__AIM__:
Copy out all the records exactly.

++++++++++

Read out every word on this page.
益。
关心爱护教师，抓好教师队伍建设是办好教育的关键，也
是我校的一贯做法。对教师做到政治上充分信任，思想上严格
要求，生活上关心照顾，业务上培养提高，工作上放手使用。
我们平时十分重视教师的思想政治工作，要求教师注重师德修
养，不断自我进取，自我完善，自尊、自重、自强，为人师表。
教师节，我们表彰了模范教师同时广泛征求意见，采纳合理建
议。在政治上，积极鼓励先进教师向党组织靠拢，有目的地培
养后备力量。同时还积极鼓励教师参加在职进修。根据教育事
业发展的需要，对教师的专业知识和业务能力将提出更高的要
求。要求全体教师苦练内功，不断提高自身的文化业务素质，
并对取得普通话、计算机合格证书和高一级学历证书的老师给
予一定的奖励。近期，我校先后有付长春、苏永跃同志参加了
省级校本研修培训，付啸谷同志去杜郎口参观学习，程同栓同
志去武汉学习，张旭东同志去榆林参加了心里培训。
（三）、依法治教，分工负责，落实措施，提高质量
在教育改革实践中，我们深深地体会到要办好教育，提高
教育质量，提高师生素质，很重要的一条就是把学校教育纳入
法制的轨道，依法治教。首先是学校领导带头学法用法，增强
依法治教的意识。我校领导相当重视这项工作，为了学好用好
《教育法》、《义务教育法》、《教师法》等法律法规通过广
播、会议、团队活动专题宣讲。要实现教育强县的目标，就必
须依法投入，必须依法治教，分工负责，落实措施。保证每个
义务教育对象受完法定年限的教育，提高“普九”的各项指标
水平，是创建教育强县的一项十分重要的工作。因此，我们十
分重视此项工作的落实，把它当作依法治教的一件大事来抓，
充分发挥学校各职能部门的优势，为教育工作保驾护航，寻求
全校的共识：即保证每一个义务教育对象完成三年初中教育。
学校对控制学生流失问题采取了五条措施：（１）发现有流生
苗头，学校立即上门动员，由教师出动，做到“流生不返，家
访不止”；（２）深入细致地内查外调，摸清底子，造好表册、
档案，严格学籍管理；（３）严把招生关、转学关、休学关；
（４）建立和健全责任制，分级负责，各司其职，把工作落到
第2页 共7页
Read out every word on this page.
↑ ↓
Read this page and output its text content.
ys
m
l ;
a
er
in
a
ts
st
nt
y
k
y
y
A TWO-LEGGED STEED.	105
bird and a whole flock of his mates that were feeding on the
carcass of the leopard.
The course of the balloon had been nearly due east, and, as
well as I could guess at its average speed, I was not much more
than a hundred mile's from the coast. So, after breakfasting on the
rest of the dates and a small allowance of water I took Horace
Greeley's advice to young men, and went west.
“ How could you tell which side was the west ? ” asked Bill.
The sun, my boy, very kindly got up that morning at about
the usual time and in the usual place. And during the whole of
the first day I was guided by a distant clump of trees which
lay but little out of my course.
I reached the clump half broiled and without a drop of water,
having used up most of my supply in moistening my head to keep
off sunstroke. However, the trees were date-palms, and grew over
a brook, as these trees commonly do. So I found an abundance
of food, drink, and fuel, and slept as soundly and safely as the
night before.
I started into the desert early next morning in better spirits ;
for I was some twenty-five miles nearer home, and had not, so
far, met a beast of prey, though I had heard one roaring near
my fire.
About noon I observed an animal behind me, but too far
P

++++++++++

__EXERCISE RESULT__:
Read out every word on this page.
益。
关心爱护教师，抓好教师队伍建设是办好教育的关键，也
是我校的一贯做法。对教师做到政治上充分信任，思想上严格
要求，生活上关心照顾，业务上培养提高，工作上放手使用。
我们平时十分重视教师的思想政治工作，要求教师注重师德修
养，不断自我进取，自我完善，自尊、自重、自强，为人师表。
教师节，我们表彰了模范教师同时广泛征求意见，采纳合理建
议。在政治上，积极鼓励先进教师向党组织靠拢，有目的地培
养后备力量。同时还积极鼓励教师参加在职进修。根据教育事
业发展的需要，对教师的专业知识和业务能力将提出更高的要
求。要求全体教师苦练内功，不断提高自身的文化业务素质，
并对取得普通话、计算机合格证书和高一级学历证书的老师给
予一定的奖励。近期，我校先后有付长春、苏永跃同志参加了
省级校本研修培训，付啸谷同志去杜郎口参观学习，程同栓同
志去武汉学习，张旭东同志去榆林参加了心里培训。
（三）、依法治教，分工负责，落实措施，提高质量
在教育改革实践中，我们深深地体会到要办好教育，提高
教育质量，提高师生素质，很重要的一条就是把学校教育纳入
法制的轨道，依法治教。首先是学校领导带头学法用法，增强
依法治教的意识。我校领导相当重视这项工作，为了学好用好
《教育法》、《义务教育法》、《教师法》等法律法规通过广
播、会议、团队活动专题宣讲。要实现教育强县的目标，就必
须依法投入，必须依法治教，分工负责，落实措施。保证每个
义务教育对象受完法定年限的教育，提高“普九”的各项指标
水平，是创建教育强县的一项十分重要的工作。因此，我们十
分重视此项工作的落实，把它当作依法治教的一件大事来抓，
充分发挥学校各职能部门的优势，为教育工作保驾护航，寻求
全校的共识：即保证每一个义务教育对象完成三年初中教育。
学校对控制学生流失问题采取了五条措施：（１）发现有流生
苗头，学校立即上门动员，由教师出动，做到“流生不返，家
访不止”；（２）深入细致地内查外调，摸清底子，造好表册、
档案，严格学籍管理；（３）严把招生关、转学关、休学关；
（４）建立和健全责任制，分级负责，各司其职，把工作落到
第2页 共7页
Read out every word on this page.
↑ ↓
Read this page and output its text content.
ys
m
l ;
a
er
in
a
ts
st
nt
y
k
y
y
A TWO-LEGGED STEED.	105
bird and a whole flock of his mates that were feeding on the
carcass of the leopard.
The course of the balloon had been nearly due east, and, as
well as I could guess at its average speed, I was not much more
than a hundred mile's from the coast. So, after breakfasting on the
rest of the dates and a small allowance of water I took Horace
Greeley's advice to young men, and went west.
“ How could you tell which side was the west ? ” asked Bill.
The sun, my boy, very kindly got up that morning at about
the usual time and in the usual place. And during the whole of
the first day I was guided by a distant clump of trees which
lay but little out of my course.
I reached the clump half broiled and without a drop of water,
having used up most of my supply in moistening my head to keep
off sunstroke. However, the trees were date-palms, and grew over
a brook, as these trees commonly do. So I found an abundance
of food, drink, and fuel, and slept as soundly and safely as the
night before.
I started into the desert early next morning in better spirits ;
for I was some twenty-five miles nearer home, and had not, so
far, met a beast of prey, though I had heard one roaring near
my fire.
About noon I observed an animal behind me, but too far
P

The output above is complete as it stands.